- [Task] Identify and reproduce every line holding the string "algorithm".

- [Listed records]
══════

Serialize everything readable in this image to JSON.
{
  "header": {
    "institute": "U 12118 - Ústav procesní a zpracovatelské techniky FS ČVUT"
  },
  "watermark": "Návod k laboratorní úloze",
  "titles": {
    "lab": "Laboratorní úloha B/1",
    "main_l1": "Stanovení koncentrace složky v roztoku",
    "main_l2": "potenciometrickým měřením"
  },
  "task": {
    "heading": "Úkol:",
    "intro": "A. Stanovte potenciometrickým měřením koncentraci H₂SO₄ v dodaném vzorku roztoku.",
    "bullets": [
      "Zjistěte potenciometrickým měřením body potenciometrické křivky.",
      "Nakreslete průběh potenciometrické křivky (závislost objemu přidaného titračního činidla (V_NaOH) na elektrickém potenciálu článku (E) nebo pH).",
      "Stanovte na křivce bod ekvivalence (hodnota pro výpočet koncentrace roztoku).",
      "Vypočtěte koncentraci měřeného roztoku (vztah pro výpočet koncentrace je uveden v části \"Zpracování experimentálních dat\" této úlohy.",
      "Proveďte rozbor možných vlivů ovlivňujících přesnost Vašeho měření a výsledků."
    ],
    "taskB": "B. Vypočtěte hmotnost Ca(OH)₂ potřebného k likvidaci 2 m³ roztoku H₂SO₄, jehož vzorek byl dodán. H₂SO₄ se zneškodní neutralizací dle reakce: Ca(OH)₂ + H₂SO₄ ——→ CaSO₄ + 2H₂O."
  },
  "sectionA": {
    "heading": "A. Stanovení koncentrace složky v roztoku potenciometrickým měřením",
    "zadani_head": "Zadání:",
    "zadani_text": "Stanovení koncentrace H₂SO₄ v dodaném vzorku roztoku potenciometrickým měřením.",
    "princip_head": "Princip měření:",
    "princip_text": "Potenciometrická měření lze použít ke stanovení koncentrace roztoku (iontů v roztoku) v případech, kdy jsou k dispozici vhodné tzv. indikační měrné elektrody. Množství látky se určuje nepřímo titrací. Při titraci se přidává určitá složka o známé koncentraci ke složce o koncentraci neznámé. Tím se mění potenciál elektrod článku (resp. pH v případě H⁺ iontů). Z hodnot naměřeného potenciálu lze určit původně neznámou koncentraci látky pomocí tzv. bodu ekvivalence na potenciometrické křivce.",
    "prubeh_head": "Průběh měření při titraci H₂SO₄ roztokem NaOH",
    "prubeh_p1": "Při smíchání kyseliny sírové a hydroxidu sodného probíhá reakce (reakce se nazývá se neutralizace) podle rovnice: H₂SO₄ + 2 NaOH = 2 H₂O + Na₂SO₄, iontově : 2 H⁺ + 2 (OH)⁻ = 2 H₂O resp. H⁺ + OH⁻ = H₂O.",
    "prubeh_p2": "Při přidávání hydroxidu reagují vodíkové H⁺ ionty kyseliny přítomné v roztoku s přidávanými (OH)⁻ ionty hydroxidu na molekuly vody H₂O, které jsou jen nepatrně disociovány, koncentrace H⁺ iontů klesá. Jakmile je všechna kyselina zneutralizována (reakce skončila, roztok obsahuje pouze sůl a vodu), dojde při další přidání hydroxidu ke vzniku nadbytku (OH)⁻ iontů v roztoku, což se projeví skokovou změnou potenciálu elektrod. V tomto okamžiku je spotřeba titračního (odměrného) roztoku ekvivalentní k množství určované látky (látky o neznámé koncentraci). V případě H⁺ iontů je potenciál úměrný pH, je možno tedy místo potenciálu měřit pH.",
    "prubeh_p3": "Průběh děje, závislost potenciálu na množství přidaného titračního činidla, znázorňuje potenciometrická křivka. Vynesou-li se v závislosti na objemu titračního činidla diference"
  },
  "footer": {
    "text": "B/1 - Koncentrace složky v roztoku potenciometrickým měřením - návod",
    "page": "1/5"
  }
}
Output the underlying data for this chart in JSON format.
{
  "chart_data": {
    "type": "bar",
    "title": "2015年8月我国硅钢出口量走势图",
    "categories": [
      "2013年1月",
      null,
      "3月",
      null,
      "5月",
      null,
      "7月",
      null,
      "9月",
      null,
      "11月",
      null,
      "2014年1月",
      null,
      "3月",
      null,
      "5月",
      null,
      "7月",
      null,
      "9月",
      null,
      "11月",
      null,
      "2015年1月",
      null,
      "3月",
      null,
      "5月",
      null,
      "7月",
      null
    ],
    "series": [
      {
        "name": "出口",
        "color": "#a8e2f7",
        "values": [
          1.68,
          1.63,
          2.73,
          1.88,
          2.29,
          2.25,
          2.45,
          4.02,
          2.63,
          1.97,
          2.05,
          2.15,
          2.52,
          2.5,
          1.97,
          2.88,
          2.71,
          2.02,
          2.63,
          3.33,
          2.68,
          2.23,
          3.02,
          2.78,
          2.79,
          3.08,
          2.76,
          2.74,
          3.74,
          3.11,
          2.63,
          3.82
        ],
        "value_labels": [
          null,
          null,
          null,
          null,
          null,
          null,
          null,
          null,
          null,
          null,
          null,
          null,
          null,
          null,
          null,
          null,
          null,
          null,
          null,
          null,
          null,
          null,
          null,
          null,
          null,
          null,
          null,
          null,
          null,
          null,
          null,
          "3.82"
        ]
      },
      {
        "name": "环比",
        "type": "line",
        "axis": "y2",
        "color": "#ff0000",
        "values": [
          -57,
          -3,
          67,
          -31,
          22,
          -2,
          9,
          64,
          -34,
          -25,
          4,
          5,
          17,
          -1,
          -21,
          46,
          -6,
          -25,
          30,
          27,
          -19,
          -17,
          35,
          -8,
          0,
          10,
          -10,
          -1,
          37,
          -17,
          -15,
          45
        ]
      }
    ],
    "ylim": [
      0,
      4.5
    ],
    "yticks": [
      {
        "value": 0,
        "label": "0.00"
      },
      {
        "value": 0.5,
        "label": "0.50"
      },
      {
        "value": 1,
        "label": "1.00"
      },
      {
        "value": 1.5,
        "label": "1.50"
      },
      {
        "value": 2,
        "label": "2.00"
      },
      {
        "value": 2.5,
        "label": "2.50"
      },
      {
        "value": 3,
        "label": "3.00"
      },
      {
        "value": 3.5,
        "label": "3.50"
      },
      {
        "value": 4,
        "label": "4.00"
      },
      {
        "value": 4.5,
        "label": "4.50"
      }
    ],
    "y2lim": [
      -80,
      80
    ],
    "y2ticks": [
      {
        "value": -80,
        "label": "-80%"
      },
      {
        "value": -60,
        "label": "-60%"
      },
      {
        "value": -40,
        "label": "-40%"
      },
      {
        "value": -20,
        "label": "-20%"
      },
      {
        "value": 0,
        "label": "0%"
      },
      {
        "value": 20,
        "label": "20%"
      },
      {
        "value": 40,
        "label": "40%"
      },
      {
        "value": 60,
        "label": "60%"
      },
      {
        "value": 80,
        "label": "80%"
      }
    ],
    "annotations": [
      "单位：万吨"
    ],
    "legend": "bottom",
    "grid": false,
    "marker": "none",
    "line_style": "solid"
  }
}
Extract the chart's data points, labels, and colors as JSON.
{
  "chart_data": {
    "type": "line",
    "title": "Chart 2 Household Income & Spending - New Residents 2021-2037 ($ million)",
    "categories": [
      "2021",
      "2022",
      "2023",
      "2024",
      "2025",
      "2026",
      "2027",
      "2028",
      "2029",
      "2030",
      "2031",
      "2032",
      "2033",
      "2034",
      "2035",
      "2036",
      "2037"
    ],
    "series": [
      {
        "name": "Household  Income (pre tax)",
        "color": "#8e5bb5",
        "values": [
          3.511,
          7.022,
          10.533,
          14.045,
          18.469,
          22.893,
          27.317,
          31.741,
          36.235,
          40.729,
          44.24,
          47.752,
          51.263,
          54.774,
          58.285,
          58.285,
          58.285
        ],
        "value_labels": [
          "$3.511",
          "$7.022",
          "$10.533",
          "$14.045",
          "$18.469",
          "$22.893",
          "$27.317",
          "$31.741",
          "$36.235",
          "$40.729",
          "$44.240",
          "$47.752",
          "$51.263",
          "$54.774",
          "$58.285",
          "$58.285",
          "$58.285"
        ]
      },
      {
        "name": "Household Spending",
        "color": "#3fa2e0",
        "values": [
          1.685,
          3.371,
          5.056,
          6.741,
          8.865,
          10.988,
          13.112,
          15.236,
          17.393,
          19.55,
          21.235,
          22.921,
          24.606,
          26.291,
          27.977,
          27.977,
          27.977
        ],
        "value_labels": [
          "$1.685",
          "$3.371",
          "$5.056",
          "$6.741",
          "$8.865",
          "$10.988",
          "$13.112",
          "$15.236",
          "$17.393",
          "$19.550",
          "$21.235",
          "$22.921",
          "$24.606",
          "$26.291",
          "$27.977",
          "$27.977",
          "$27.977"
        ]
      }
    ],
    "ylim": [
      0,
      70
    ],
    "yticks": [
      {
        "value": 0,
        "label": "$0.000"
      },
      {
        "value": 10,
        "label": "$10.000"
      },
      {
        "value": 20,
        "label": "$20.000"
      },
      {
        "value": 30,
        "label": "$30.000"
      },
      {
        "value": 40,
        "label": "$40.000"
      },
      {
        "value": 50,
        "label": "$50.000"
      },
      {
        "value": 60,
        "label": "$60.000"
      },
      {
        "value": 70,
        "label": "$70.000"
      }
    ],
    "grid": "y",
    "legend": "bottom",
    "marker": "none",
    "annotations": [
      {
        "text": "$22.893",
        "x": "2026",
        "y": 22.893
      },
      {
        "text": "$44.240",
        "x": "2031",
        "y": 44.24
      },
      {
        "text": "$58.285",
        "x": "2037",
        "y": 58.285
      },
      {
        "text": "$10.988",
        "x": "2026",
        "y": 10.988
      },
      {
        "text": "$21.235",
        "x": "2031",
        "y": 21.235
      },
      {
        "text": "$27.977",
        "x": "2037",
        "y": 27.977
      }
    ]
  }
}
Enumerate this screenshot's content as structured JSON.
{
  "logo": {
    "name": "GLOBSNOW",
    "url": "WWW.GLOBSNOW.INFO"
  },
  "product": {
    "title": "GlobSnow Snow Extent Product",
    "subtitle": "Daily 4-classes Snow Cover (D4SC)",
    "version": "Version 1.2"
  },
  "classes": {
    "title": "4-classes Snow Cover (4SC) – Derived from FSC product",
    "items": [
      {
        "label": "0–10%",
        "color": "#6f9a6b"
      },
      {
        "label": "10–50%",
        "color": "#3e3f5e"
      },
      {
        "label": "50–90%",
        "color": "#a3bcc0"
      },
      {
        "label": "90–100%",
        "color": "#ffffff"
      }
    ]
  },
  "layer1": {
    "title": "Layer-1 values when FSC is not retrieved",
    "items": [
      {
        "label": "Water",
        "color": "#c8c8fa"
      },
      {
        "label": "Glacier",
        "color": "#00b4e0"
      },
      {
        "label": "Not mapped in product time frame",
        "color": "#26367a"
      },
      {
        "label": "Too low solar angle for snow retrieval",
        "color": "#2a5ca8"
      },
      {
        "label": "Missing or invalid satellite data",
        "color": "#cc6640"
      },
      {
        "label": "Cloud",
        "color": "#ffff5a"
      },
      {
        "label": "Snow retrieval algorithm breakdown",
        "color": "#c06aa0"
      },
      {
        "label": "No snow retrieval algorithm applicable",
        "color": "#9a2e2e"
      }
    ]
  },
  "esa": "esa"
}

══════

- [Reply]
        "label": "Snow retrieval algorithm breakdown",
        "label": "No snow retrieval algorithm applicable",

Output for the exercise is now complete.